» Information given:
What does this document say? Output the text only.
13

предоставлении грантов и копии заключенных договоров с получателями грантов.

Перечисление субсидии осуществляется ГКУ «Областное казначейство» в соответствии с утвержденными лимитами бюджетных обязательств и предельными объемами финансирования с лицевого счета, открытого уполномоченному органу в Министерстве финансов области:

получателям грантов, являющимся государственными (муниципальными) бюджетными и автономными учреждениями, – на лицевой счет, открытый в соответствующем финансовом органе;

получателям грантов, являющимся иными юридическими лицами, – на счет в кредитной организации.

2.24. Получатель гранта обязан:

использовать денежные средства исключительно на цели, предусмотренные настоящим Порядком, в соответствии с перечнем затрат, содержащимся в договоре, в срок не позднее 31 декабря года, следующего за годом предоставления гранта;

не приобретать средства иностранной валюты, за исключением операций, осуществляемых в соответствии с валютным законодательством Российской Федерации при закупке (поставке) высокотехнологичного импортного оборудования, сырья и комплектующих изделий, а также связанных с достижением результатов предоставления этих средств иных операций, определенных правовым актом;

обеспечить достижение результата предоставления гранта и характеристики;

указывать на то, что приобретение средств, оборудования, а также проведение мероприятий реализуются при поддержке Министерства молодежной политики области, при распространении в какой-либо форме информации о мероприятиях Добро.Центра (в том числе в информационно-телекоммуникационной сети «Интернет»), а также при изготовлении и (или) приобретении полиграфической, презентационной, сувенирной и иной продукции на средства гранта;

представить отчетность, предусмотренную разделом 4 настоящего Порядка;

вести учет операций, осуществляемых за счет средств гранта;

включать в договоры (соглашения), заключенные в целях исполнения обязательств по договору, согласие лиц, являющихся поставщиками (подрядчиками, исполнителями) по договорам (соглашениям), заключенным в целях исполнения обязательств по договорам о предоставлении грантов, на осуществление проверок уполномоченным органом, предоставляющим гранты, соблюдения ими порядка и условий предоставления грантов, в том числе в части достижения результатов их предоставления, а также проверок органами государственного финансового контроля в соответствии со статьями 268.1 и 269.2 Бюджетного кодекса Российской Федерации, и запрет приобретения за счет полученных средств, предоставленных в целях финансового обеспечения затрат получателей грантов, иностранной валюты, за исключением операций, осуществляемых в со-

» Requirements:
Search the entries for the word "являющимся" and copy every line that has it.

» Output of the exercise:
получателям грантов, являющимся государственными (муниципальными) бюджетными и автономными учреждениями, – на лицевой счет, открытый в соответствующем финансовом органе;
получателям грантов, являющимся иными юридическими лицами, – на счет в кредитной организации.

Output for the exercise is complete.